-- START OF ENTRIES PROVIDED --

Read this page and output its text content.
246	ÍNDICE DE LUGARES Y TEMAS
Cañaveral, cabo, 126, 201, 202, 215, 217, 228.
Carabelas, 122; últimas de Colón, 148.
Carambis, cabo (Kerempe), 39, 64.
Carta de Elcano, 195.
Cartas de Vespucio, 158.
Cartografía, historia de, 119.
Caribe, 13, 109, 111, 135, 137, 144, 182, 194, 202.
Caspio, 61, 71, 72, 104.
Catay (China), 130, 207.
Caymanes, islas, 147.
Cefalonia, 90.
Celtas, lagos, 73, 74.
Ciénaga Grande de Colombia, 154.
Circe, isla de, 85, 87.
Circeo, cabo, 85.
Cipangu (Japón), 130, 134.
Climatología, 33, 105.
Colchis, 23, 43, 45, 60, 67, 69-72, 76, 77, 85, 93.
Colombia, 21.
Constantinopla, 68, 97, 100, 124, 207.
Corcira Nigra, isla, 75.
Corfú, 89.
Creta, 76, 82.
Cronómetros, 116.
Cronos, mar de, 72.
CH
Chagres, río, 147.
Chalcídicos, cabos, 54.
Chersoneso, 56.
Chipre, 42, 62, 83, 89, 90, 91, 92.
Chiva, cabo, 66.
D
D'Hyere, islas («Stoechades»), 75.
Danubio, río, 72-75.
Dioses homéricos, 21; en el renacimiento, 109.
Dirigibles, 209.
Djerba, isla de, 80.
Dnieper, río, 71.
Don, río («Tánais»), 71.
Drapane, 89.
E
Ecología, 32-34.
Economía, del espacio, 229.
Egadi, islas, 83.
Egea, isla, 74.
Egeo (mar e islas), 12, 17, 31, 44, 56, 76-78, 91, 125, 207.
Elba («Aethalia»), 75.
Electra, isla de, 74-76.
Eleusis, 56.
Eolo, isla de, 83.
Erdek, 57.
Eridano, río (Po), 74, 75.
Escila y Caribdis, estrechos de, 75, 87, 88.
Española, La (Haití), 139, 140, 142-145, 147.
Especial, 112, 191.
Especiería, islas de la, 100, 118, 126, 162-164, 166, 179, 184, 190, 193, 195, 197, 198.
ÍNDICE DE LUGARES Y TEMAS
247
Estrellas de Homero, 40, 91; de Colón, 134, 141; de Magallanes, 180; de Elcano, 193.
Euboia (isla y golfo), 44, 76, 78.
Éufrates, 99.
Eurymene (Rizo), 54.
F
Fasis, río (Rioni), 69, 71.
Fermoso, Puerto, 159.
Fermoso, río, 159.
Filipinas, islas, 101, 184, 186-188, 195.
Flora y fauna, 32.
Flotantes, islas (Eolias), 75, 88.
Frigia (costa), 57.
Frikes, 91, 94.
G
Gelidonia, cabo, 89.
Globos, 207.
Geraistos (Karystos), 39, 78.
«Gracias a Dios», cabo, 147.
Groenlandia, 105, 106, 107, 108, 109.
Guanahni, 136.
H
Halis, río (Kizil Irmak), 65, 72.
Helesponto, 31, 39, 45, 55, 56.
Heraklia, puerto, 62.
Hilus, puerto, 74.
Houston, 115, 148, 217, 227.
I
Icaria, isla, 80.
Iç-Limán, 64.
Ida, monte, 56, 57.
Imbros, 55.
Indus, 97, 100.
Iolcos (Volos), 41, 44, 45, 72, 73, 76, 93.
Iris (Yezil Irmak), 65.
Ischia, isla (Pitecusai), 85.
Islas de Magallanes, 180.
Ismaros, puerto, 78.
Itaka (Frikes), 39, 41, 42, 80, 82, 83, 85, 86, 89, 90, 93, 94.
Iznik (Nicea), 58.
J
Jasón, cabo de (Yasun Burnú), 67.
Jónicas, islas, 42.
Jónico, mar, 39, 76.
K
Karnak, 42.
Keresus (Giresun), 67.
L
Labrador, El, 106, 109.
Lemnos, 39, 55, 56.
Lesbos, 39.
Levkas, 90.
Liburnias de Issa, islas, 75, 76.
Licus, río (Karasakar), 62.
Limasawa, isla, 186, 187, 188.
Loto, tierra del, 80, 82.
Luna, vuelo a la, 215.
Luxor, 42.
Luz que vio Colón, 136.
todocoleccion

-- END OF ENTRIES PROVIDED --

• _TASK BRIEF_: Find all the lines containing "TEMAS" in the material, then copy them.

• _WORKED ANSWER_:
246	ÍNDICE DE LUGARES Y TEMAS
ÍNDICE DE LUGARES Y TEMAS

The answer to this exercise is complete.